DO THIS:
Restate each line of the listing exactly, without carrying over any pictures.

[Stored data entries]
((

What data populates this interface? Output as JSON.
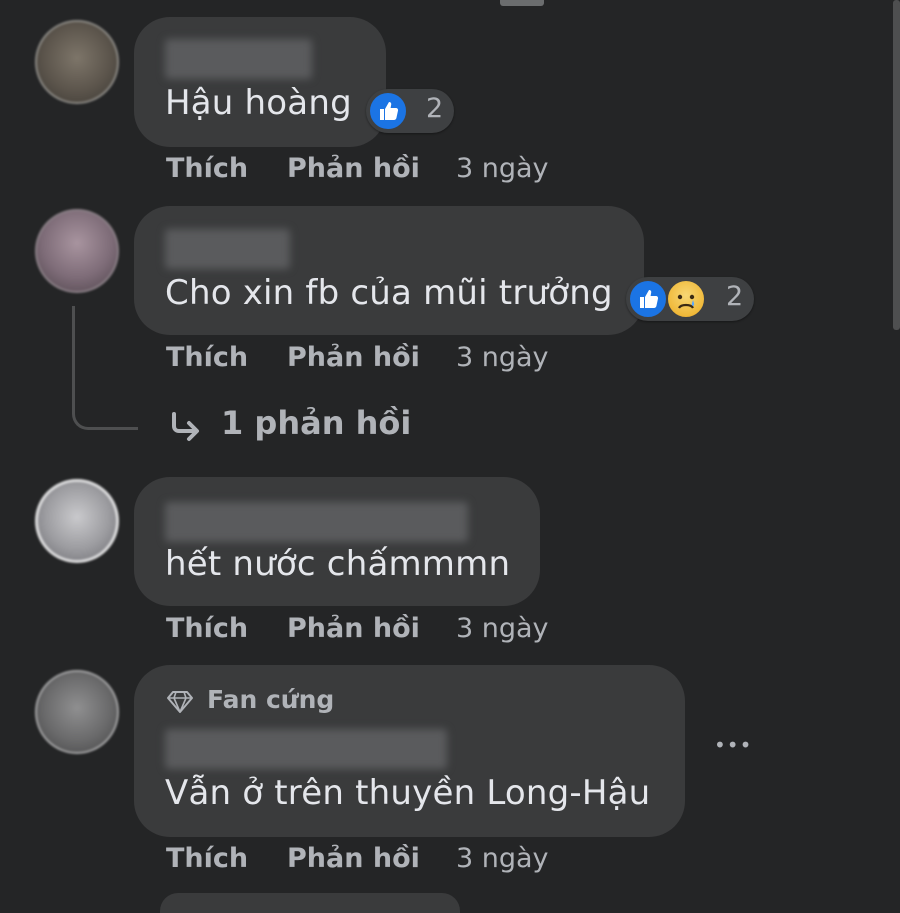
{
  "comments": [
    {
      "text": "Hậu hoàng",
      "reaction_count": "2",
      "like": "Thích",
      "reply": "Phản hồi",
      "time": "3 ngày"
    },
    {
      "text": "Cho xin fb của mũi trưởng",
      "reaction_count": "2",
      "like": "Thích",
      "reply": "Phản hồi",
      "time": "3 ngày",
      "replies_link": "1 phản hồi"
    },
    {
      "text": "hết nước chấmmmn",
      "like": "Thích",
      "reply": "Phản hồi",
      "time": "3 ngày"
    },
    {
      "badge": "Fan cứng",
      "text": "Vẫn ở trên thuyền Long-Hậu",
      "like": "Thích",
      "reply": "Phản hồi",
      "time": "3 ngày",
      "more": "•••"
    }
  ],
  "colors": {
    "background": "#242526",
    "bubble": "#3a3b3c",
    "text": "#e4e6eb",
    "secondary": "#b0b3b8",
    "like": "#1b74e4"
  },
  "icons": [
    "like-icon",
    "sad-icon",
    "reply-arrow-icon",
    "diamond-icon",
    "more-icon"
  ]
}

))

RESULT OF THIS TASK:
What data populates this interface? Output as JSON.
{
  "comments": [
    {
      "text": "Hậu hoàng",
      "reaction_count": "2",
      "like": "Thích",
      "reply": "Phản hồi",
      "time": "3 ngày"
    },
    {
      "text": "Cho xin fb của mũi trưởng",
      "reaction_count": "2",
      "like": "Thích",
      "reply": "Phản hồi",
      "time": "3 ngày",
      "replies_link": "1 phản hồi"
    },
    {
      "text": "hết nước chấmmmn",
      "like": "Thích",
      "reply": "Phản hồi",
      "time": "3 ngày"
    },
    {
      "badge": "Fan cứng",
      "text": "Vẫn ở trên thuyền Long-Hậu",
      "like": "Thích",
      "reply": "Phản hồi",
      "time": "3 ngày",
      "more": "•••"
    }
  ],
  "colors": {
    "background": "#242526",
    "bubble": "#3a3b3c",
    "text": "#e4e6eb",
    "secondary": "#b0b3b8",
    "like": "#1b74e4"
  },
  "icons": [
    "like-icon",
    "sad-icon",
    "reply-arrow-icon",
    "diamond-icon",
    "more-icon"
  ]
}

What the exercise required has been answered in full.